Write out every record below exactly as it appears.

● Raw data
================
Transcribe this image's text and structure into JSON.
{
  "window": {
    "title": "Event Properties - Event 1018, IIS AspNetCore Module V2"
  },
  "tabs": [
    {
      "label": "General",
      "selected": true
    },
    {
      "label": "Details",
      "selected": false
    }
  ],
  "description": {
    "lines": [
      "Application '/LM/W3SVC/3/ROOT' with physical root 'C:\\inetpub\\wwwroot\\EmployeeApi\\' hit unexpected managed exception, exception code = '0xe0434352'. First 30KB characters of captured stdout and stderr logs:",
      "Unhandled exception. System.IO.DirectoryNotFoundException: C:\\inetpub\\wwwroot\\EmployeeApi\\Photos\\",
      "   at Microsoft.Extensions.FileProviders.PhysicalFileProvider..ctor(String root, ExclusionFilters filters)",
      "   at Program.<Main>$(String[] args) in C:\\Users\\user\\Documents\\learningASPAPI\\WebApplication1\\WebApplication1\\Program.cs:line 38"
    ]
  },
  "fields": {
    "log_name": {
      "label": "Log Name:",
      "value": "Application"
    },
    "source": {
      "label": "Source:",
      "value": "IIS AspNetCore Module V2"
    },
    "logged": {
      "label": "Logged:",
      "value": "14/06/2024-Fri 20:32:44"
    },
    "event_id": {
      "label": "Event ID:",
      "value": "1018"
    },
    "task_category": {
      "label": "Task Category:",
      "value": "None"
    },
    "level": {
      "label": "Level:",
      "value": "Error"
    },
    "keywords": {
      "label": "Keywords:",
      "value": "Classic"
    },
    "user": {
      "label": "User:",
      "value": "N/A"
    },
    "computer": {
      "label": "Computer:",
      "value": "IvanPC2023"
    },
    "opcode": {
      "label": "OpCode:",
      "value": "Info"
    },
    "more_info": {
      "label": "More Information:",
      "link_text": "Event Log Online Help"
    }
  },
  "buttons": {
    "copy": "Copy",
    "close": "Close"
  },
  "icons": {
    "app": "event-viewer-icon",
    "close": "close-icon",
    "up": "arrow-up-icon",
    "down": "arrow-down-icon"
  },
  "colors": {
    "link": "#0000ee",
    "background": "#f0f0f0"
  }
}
================
● Result of the exercise
Transcribe this image's text and structure into JSON.
{
  "window": {
    "title": "Event Properties - Event 1018, IIS AspNetCore Module V2"
  },
  "tabs": [
    {
      "label": "General",
      "selected": true
    },
    {
      "label": "Details",
      "selected": false
    }
  ],
  "description": {
    "lines": [
      "Application '/LM/W3SVC/3/ROOT' with physical root 'C:\\inetpub\\wwwroot\\EmployeeApi\\' hit unexpected managed exception, exception code = '0xe0434352'. First 30KB characters of captured stdout and stderr logs:",
      "Unhandled exception. System.IO.DirectoryNotFoundException: C:\\inetpub\\wwwroot\\EmployeeApi\\Photos\\",
      "   at Microsoft.Extensions.FileProviders.PhysicalFileProvider..ctor(String root, ExclusionFilters filters)",
      "   at Program.<Main>$(String[] args) in C:\\Users\\user\\Documents\\learningASPAPI\\WebApplication1\\WebApplication1\\Program.cs:line 38"
    ]
  },
  "fields": {
    "log_name": {
      "label": "Log Name:",
      "value": "Application"
    },
    "source": {
      "label": "Source:",
      "value": "IIS AspNetCore Module V2"
    },
    "logged": {
      "label": "Logged:",
      "value": "14/06/2024-Fri 20:32:44"
    },
    "event_id": {
      "label": "Event ID:",
      "value": "1018"
    },
    "task_category": {
      "label": "Task Category:",
      "value": "None"
    },
    "level": {
      "label": "Level:",
      "value": "Error"
    },
    "keywords": {
      "label": "Keywords:",
      "value": "Classic"
    },
    "user": {
      "label": "User:",
      "value": "N/A"
    },
    "computer": {
      "label": "Computer:",
      "value": "IvanPC2023"
    },
    "opcode": {
      "label": "OpCode:",
      "value": "Info"
    },
    "more_info": {
      "label": "More Information:",
      "link_text": "Event Log Online Help"
    }
  },
  "buttons": {
    "copy": "Copy",
    "close": "Close"
  },
  "icons": {
    "app": "event-viewer-icon",
    "close": "close-icon",
    "up": "arrow-up-icon",
    "down": "arrow-down-icon"
  },
  "colors": {
    "link": "#0000ee",
    "background": "#f0f0f0"
  }
}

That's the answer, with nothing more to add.